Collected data
------

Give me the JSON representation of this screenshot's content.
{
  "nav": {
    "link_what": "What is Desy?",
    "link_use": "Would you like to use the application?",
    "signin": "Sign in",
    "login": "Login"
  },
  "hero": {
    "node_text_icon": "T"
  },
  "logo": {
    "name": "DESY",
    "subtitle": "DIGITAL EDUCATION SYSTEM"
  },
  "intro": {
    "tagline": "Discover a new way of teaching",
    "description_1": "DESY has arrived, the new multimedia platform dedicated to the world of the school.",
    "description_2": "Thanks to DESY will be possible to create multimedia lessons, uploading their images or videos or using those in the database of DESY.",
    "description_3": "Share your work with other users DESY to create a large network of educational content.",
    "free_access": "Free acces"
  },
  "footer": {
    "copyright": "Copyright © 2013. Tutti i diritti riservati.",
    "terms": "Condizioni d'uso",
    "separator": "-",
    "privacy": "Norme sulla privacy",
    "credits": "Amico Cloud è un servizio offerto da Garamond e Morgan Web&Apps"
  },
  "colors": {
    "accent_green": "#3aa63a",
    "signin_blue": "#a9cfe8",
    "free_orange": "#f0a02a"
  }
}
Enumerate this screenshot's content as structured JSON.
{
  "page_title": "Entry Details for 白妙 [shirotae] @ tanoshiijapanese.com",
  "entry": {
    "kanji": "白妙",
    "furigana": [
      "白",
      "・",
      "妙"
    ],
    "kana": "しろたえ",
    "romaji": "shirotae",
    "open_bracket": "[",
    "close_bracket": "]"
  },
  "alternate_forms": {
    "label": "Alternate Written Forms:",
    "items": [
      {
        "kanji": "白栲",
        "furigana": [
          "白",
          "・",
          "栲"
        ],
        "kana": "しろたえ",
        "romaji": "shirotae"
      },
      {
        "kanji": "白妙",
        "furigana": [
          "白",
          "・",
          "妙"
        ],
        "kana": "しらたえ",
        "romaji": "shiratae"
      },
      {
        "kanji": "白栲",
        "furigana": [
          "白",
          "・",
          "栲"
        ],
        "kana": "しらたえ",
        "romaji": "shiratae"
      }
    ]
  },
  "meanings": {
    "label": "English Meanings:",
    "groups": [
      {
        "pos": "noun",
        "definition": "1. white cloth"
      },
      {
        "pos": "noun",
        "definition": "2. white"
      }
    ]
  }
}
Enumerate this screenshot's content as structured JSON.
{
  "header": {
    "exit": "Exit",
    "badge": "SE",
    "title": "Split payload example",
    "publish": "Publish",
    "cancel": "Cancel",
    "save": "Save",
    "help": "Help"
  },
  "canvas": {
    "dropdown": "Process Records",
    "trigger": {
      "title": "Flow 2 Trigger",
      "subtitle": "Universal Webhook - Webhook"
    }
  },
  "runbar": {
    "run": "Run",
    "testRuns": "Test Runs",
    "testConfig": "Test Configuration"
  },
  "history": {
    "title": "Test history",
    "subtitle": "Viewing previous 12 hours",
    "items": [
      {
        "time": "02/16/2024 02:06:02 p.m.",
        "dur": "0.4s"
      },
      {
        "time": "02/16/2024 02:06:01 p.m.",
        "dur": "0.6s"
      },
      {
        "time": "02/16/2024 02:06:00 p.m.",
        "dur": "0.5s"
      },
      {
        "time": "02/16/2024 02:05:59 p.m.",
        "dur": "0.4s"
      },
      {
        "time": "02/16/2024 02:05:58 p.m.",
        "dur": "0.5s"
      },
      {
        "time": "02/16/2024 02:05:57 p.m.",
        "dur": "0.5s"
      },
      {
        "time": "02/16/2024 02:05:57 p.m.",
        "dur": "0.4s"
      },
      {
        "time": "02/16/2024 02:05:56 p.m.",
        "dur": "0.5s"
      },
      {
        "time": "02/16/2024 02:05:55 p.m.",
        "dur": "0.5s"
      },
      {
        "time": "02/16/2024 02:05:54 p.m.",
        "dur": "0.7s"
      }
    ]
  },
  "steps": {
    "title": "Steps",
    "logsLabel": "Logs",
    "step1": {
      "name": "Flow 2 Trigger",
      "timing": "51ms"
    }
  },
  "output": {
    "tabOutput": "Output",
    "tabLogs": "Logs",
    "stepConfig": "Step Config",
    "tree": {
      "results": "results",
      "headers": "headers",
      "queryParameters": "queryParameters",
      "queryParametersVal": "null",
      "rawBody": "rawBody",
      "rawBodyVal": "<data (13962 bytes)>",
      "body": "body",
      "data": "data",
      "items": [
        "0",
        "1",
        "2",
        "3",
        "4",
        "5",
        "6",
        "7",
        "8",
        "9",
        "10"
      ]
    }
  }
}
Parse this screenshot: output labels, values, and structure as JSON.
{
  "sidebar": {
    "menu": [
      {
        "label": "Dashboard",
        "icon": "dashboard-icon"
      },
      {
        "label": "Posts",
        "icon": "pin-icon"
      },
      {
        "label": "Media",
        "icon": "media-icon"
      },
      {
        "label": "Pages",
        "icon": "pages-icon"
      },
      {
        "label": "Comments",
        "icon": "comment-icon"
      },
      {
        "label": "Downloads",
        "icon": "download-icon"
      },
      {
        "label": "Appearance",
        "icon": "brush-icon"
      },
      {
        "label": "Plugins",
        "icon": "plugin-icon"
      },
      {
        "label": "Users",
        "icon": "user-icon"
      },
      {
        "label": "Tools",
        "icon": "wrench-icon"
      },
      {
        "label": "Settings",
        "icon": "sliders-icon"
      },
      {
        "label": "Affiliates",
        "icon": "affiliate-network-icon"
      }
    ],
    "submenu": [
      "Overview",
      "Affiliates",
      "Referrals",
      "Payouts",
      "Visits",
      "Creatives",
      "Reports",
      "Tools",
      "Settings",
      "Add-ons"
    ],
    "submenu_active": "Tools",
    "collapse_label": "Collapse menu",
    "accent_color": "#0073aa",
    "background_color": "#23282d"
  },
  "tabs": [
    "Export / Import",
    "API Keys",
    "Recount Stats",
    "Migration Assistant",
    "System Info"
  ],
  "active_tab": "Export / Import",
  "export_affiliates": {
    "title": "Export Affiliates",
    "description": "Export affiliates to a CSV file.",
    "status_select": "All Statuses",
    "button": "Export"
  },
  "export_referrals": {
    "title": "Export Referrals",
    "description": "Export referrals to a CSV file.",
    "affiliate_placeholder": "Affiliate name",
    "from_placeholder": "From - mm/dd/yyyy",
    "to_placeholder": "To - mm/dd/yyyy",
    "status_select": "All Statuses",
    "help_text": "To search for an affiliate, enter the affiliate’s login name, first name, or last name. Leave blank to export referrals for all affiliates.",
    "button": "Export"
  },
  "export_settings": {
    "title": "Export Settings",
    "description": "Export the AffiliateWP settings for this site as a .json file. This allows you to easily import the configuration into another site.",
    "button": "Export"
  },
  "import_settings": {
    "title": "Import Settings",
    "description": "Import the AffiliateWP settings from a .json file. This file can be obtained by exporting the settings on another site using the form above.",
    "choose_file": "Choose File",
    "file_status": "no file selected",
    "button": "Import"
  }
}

------

Reproduce the material in full, with no word added or dropped.

Give me the JSON representation of this screenshot's content.
{
  "nav": {
    "link_what": "What is Desy?",
    "link_use": "Would you like to use the application?",
    "signin": "Sign in",
    "login": "Login"
  },
  "hero": {
    "node_text_icon": "T"
  },
  "logo": {
    "name": "DESY",
    "subtitle": "DIGITAL EDUCATION SYSTEM"
  },
  "intro": {
    "tagline": "Discover a new way of teaching",
    "description_1": "DESY has arrived, the new multimedia platform dedicated to the world of the school.",
    "description_2": "Thanks to DESY will be possible to create multimedia lessons, uploading their images or videos or using those in the database of DESY.",
    "description_3": "Share your work with other users DESY to create a large network of educational content.",
    "free_access": "Free acces"
  },
  "footer": {
    "copyright": "Copyright © 2013. Tutti i diritti riservati.",
    "terms": "Condizioni d'uso",
    "separator": "-",
    "privacy": "Norme sulla privacy",
    "credits": "Amico Cloud è un servizio offerto da Garamond e Morgan Web&Apps"
  },
  "colors": {
    "accent_green": "#3aa63a",
    "signin_blue": "#a9cfe8",
    "free_orange": "#f0a02a"
  }
}
Enumerate this screenshot's content as structured JSON.
{
  "page_title": "Entry Details for 白妙 [shirotae] @ tanoshiijapanese.com",
  "entry": {
    "kanji": "白妙",
    "furigana": [
      "白",
      "・",
      "妙"
    ],
    "kana": "しろたえ",
    "romaji": "shirotae",
    "open_bracket": "[",
    "close_bracket": "]"
  },
  "alternate_forms": {
    "label": "Alternate Written Forms:",
    "items": [
      {
        "kanji": "白栲",
        "furigana": [
          "白",
          "・",
          "栲"
        ],
        "kana": "しろたえ",
        "romaji": "shirotae"
      },
      {
        "kanji": "白妙",
        "furigana": [
          "白",
          "・",
          "妙"
        ],
        "kana": "しらたえ",
        "romaji": "shiratae"
      },
      {
        "kanji": "白栲",
        "furigana": [
          "白",
          "・",
          "栲"
        ],
        "kana": "しらたえ",
        "romaji": "shiratae"
      }
    ]
  },
  "meanings": {
    "label": "English Meanings:",
    "groups": [
      {
        "pos": "noun",
        "definition": "1. white cloth"
      },
      {
        "pos": "noun",
        "definition": "2. white"
      }
    ]
  }
}
Enumerate this screenshot's content as structured JSON.
{
  "header": {
    "exit": "Exit",
    "badge": "SE",
    "title": "Split payload example",
    "publish": "Publish",
    "cancel": "Cancel",
    "save": "Save",
    "help": "Help"
  },
  "canvas": {
    "dropdown": "Process Records",
    "trigger": {
      "title": "Flow 2 Trigger",
      "subtitle": "Universal Webhook - Webhook"
    }
  },
  "runbar": {
    "run": "Run",
    "testRuns": "Test Runs",
    "testConfig": "Test Configuration"
  },
  "history": {
    "title": "Test history",
    "subtitle": "Viewing previous 12 hours",
    "items": [
      {
        "time": "02/16/2024 02:06:02 p.m.",
        "dur": "0.4s"
      },
      {
        "time": "02/16/2024 02:06:01 p.m.",
        "dur": "0.6s"
      },
      {
        "time": "02/16/2024 02:06:00 p.m.",
        "dur": "0.5s"
      },
      {
        "time": "02/16/2024 02:05:59 p.m.",
        "dur": "0.4s"
      },
      {
        "time": "02/16/2024 02:05:58 p.m.",
        "dur": "0.5s"
      },
      {
        "time": "02/16/2024 02:05:57 p.m.",
        "dur": "0.5s"
      },
      {
        "time": "02/16/2024 02:05:57 p.m.",
        "dur": "0.4s"
      },
      {
        "time": "02/16/2024 02:05:56 p.m.",
        "dur": "0.5s"
      },
      {
        "time": "02/16/2024 02:05:55 p.m.",
        "dur": "0.5s"
      },
      {
        "time": "02/16/2024 02:05:54 p.m.",
        "dur": "0.7s"
      }
    ]
  },
  "steps": {
    "title": "Steps",
    "logsLabel": "Logs",
    "step1": {
      "name": "Flow 2 Trigger",
      "timing": "51ms"
    }
  },
  "output": {
    "tabOutput": "Output",
    "tabLogs": "Logs",
    "stepConfig": "Step Config",
    "tree": {
      "results": "results",
      "headers": "headers",
      "queryParameters": "queryParameters",
      "queryParametersVal": "null",
      "rawBody": "rawBody",
      "rawBodyVal": "<data (13962 bytes)>",
      "body": "body",
      "data": "data",
      "items": [
        "0",
        "1",
        "2",
        "3",
        "4",
        "5",
        "6",
        "7",
        "8",
        "9",
        "10"
      ]
    }
  }
}
Parse this screenshot: output labels, values, and structure as JSON.
{
  "sidebar": {
    "menu": [
      {
        "label": "Dashboard",
        "icon": "dashboard-icon"
      },
      {
        "label": "Posts",
        "icon": "pin-icon"
      },
      {
        "label": "Media",
        "icon": "media-icon"
      },
      {
        "label": "Pages",
        "icon": "pages-icon"
      },
      {
        "label": "Comments",
        "icon": "comment-icon"
      },
      {
        "label": "Downloads",
        "icon": "download-icon"
      },
      {
        "label": "Appearance",
        "icon": "brush-icon"
      },
      {
        "label": "Plugins",
        "icon": "plugin-icon"
      },
      {
        "label": "Users",
        "icon": "user-icon"
      },
      {
        "label": "Tools",
        "icon": "wrench-icon"
      },
      {
        "label": "Settings",
        "icon": "sliders-icon"
      },
      {
        "label": "Affiliates",
        "icon": "affiliate-network-icon"
      }
    ],
    "submenu": [
      "Overview",
      "Affiliates",
      "Referrals",
      "Payouts",
      "Visits",
      "Creatives",
      "Reports",
      "Tools",
      "Settings",
      "Add-ons"
    ],
    "submenu_active": "Tools",
    "collapse_label": "Collapse menu",
    "accent_color": "#0073aa",
    "background_color": "#23282d"
  },
  "tabs": [
    "Export / Import",
    "API Keys",
    "Recount Stats",
    "Migration Assistant",
    "System Info"
  ],
  "active_tab": "Export / Import",
  "export_affiliates": {
    "title": "Export Affiliates",
    "description": "Export affiliates to a CSV file.",
    "status_select": "All Statuses",
    "button": "Export"
  },
  "export_referrals": {
    "title": "Export Referrals",
    "description": "Export referrals to a CSV file.",
    "affiliate_placeholder": "Affiliate name",
    "from_placeholder": "From - mm/dd/yyyy",
    "to_placeholder": "To - mm/dd/yyyy",
    "status_select": "All Statuses",
    "help_text": "To search for an affiliate, enter the affiliate’s login name, first name, or last name. Leave blank to export referrals for all affiliates.",
    "button": "Export"
  },
  "export_settings": {
    "title": "Export Settings",
    "description": "Export the AffiliateWP settings for this site as a .json file. This allows you to easily import the configuration into another site.",
    "button": "Export"
  },
  "import_settings": {
    "title": "Import Settings",
    "description": "Import the AffiliateWP settings from a .json file. This file can be obtained by exporting the settings on another site using the form above.",
    "choose_file": "Choose File",
    "file_status": "no file selected",
    "button": "Import"
  }
}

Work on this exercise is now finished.